═══ TASK MATERIAL ═══

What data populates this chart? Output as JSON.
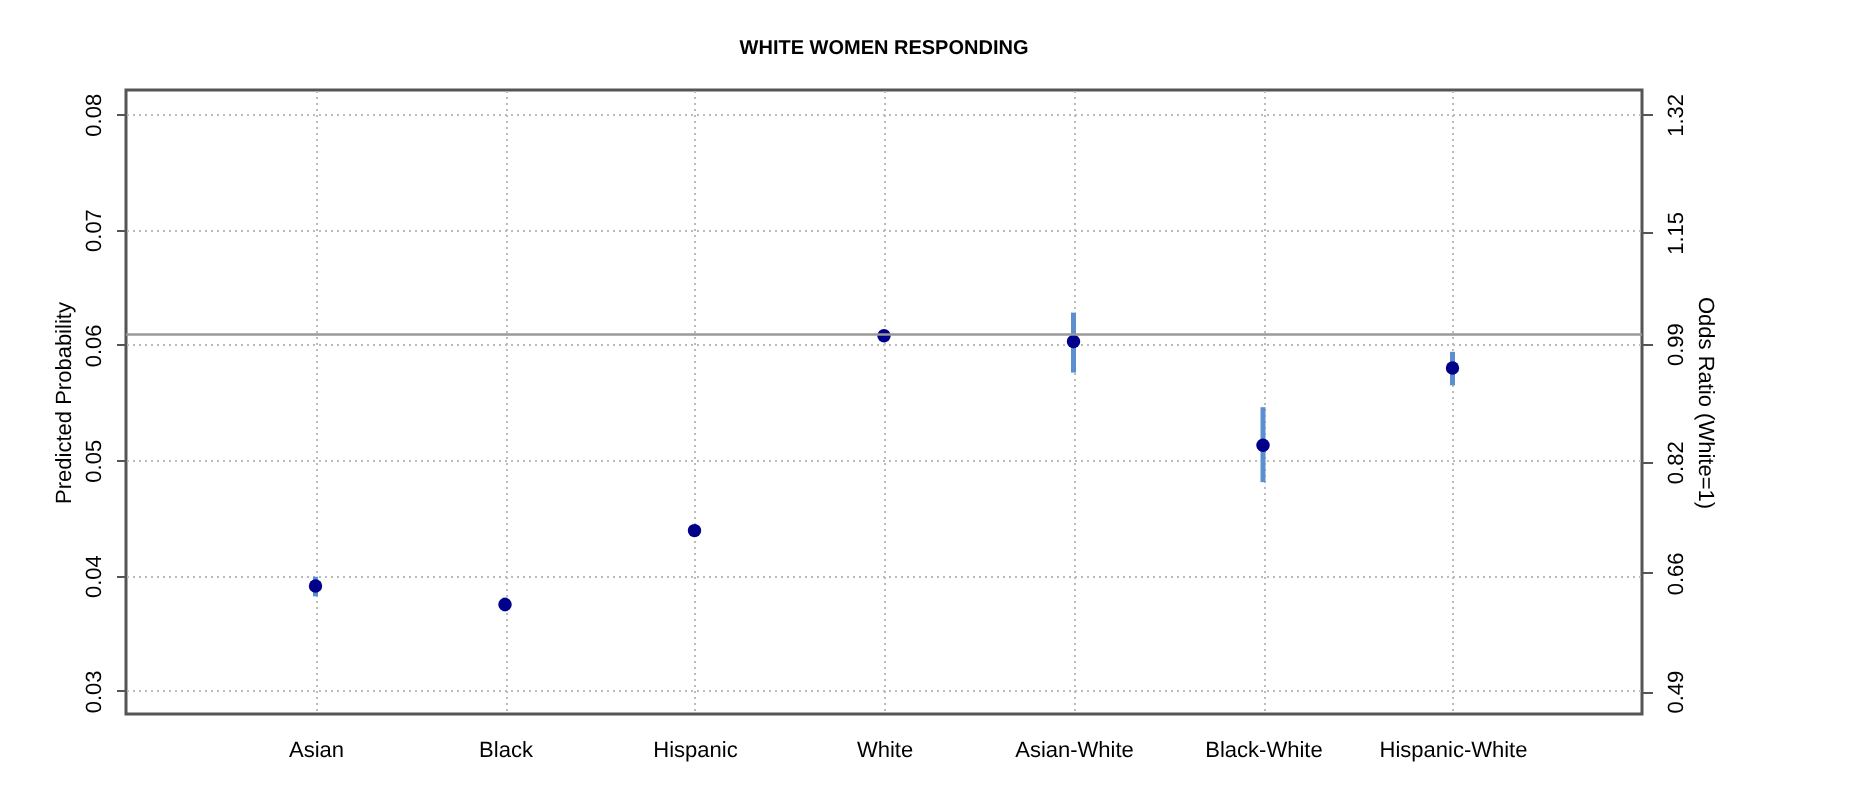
{
  "chart_data": {
    "type": "scatter",
    "title": "WHITE WOMEN RESPONDING",
    "categories": [
      "Asian",
      "Black",
      "Hispanic",
      "White",
      "Asian-White",
      "Black-White",
      "Hispanic-White"
    ],
    "series": [
      {
        "color": "#00008b",
        "values": [
          0.0391,
          0.0375,
          0.0439,
          0.0608,
          0.0603,
          0.0513,
          0.058
        ],
        "errors": [
          [
            0.0382,
            0.0399
          ],
          [
            0.0369,
            0.0381
          ],
          [
            0.0435,
            0.0443
          ],
          null,
          [
            0.0576,
            0.0628
          ],
          [
            0.0481,
            0.0546
          ],
          [
            0.0565,
            0.0594
          ]
        ]
      }
    ],
    "ylabel": "Predicted Probability",
    "y2label": "Odds Ratio (White=1)",
    "ylim": [
      0.028,
      0.0821
    ],
    "yticks": [
      0.03,
      0.04,
      0.05,
      0.06,
      0.07,
      0.08
    ],
    "y2lim": [
      0.457,
      1.355
    ],
    "y2ticks": [
      0.49,
      0.66,
      0.82,
      0.99,
      1.15,
      1.32
    ],
    "ref_lines": [
      {
        "axis": "y",
        "value": 0.0609,
        "color": "#999999"
      }
    ],
    "grid": true,
    "marker": "circle"
  }
}
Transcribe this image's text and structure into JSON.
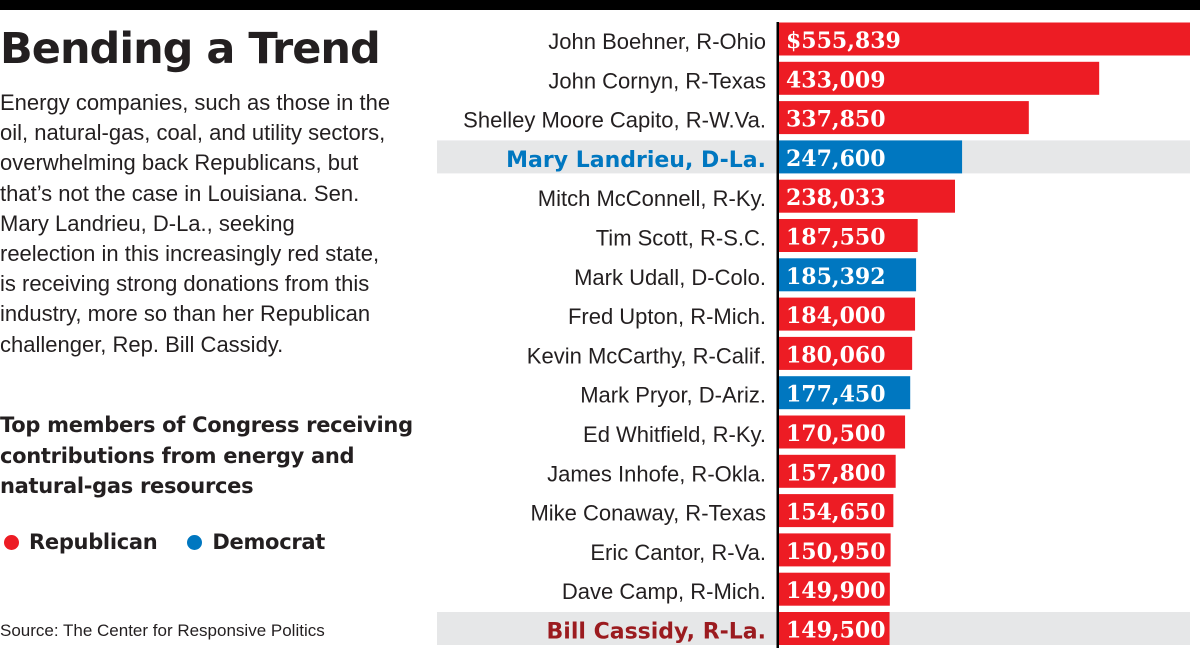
{
  "title": "Bending a Trend",
  "description": "Energy companies, such as those in the oil, natural-gas, coal, and utility sectors, overwhelming back Republicans, but that’s not the case in Louisiana. Sen. Mary Landrieu, D-La., seeking reelection in this increasingly red state, is receiving strong donations from this industry, more so than her Republican challenger, Rep. Bill Cassidy.",
  "subtitle": "Top members of Congress receiving contributions from energy and natural-gas resources",
  "legend": [
    {
      "label": "Republican",
      "color": "#ed1c24"
    },
    {
      "label": "Democrat",
      "color": "#0077c0"
    }
  ],
  "source": "Source: The Center for Responsive Politics",
  "colors": {
    "republican": "#ed1c24",
    "democrat": "#0077c0",
    "highlight_band": "#e6e7e8",
    "highlight_democrat_text": "#0077c0",
    "highlight_republican_text": "#9b1b1f",
    "axis": "#000000"
  },
  "chart_data": {
    "type": "bar",
    "orientation": "horizontal",
    "categories": [
      "John Boehner, R-Ohio",
      "John Cornyn, R-Texas",
      "Shelley Moore Capito, R-W.Va.",
      "Mary Landrieu, D-La.",
      "Mitch McConnell, R-Ky.",
      "Tim Scott, R-S.C.",
      "Mark Udall, D-Colo.",
      "Fred Upton, R-Mich.",
      "Kevin McCarthy, R-Calif.",
      "Mark Pryor, D-Ariz.",
      "Ed Whitfield, R-Ky.",
      "James Inhofe, R-Okla.",
      "Mike Conaway, R-Texas",
      "Eric Cantor, R-Va.",
      "Dave Camp, R-Mich.",
      "Bill Cassidy, R-La."
    ],
    "values": [
      555839,
      433009,
      337850,
      247600,
      238033,
      187550,
      185392,
      184000,
      180060,
      177450,
      170500,
      157800,
      154650,
      150950,
      149900,
      149500
    ],
    "value_labels": [
      "$555,839",
      "433,009",
      "337,850",
      "247,600",
      "238,033",
      "187,550",
      "185,392",
      "184,000",
      "180,060",
      "177,450",
      "170,500",
      "157,800",
      "154,650",
      "150,950",
      "149,900",
      "149,500"
    ],
    "party": [
      "R",
      "R",
      "R",
      "D",
      "R",
      "R",
      "D",
      "R",
      "R",
      "D",
      "R",
      "R",
      "R",
      "R",
      "R",
      "R"
    ],
    "highlighted": [
      "Mary Landrieu, D-La.",
      "Bill Cassidy, R-La."
    ],
    "xlim": [
      0,
      555839
    ],
    "grid": false,
    "legend_position": "left"
  }
}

═══

(WHAT IS EXPECTED)
Omit the pictures and output all of the other material exactly.

(THE OUTPUT)
What data populates this chart? Output as JSON.
{
  "chart_data": {
    "type": "scatter",
    "title": "WHITE WOMEN RESPONDING",
    "categories": [
      "Asian",
      "Black",
      "Hispanic",
      "White",
      "Asian-White",
      "Black-White",
      "Hispanic-White"
    ],
    "series": [
      {
        "color": "#00008b",
        "values": [
          0.0391,
          0.0375,
          0.0439,
          0.0608,
          0.0603,
          0.0513,
          0.058
        ],
        "errors": [
          [
            0.0382,
            0.0399
          ],
          [
            0.0369,
            0.0381
          ],
          [
            0.0435,
            0.0443
          ],
          null,
          [
            0.0576,
            0.0628
          ],
          [
            0.0481,
            0.0546
          ],
          [
            0.0565,
            0.0594
          ]
        ]
      }
    ],
    "ylabel": "Predicted Probability",
    "y2label": "Odds Ratio (White=1)",
    "ylim": [
      0.028,
      0.0821
    ],
    "yticks": [
      0.03,
      0.04,
      0.05,
      0.06,
      0.07,
      0.08
    ],
    "y2lim": [
      0.457,
      1.355
    ],
    "y2ticks": [
      0.49,
      0.66,
      0.82,
      0.99,
      1.15,
      1.32
    ],
    "ref_lines": [
      {
        "axis": "y",
        "value": 0.0609,
        "color": "#999999"
      }
    ],
    "grid": true,
    "marker": "circle"
  }
}
Transcribe this image's text and structure into JSON.
{
  "title": "Bending a Trend",
  "description": "Energy companies, such as those in the oil, natural-gas, coal, and utility sectors, overwhelming back Republicans, but that’s not the case in Louisiana. Sen. Mary Landrieu, D-La., seeking reelection in this increasingly red state, is receiving strong donations from this industry, more so than her Republican challenger, Rep. Bill Cassidy.",
  "subtitle": "Top members of Congress receiving contributions from energy and natural-gas resources",
  "legend": [
    {
      "label": "Republican",
      "color": "#ed1c24"
    },
    {
      "label": "Democrat",
      "color": "#0077c0"
    }
  ],
  "source": "Source: The Center for Responsive Politics",
  "colors": {
    "republican": "#ed1c24",
    "democrat": "#0077c0",
    "highlight_band": "#e6e7e8",
    "highlight_democrat_text": "#0077c0",
    "highlight_republican_text": "#9b1b1f",
    "axis": "#000000"
  },
  "chart_data": {
    "type": "bar",
    "orientation": "horizontal",
    "categories": [
      "John Boehner, R-Ohio",
      "John Cornyn, R-Texas",
      "Shelley Moore Capito, R-W.Va.",
      "Mary Landrieu, D-La.",
      "Mitch McConnell, R-Ky.",
      "Tim Scott, R-S.C.",
      "Mark Udall, D-Colo.",
      "Fred Upton, R-Mich.",
      "Kevin McCarthy, R-Calif.",
      "Mark Pryor, D-Ariz.",
      "Ed Whitfield, R-Ky.",
      "James Inhofe, R-Okla.",
      "Mike Conaway, R-Texas",
      "Eric Cantor, R-Va.",
      "Dave Camp, R-Mich.",
      "Bill Cassidy, R-La."
    ],
    "values": [
      555839,
      433009,
      337850,
      247600,
      238033,
      187550,
      185392,
      184000,
      180060,
      177450,
      170500,
      157800,
      154650,
      150950,
      149900,
      149500
    ],
    "value_labels": [
      "$555,839",
      "433,009",
      "337,850",
      "247,600",
      "238,033",
      "187,550",
      "185,392",
      "184,000",
      "180,060",
      "177,450",
      "170,500",
      "157,800",
      "154,650",
      "150,950",
      "149,900",
      "149,500"
    ],
    "party": [
      "R",
      "R",
      "R",
      "D",
      "R",
      "R",
      "D",
      "R",
      "R",
      "D",
      "R",
      "R",
      "R",
      "R",
      "R",
      "R"
    ],
    "highlighted": [
      "Mary Landrieu, D-La.",
      "Bill Cassidy, R-La."
    ],
    "xlim": [
      0,
      555839
    ],
    "grid": false,
    "legend_position": "left"
  }
}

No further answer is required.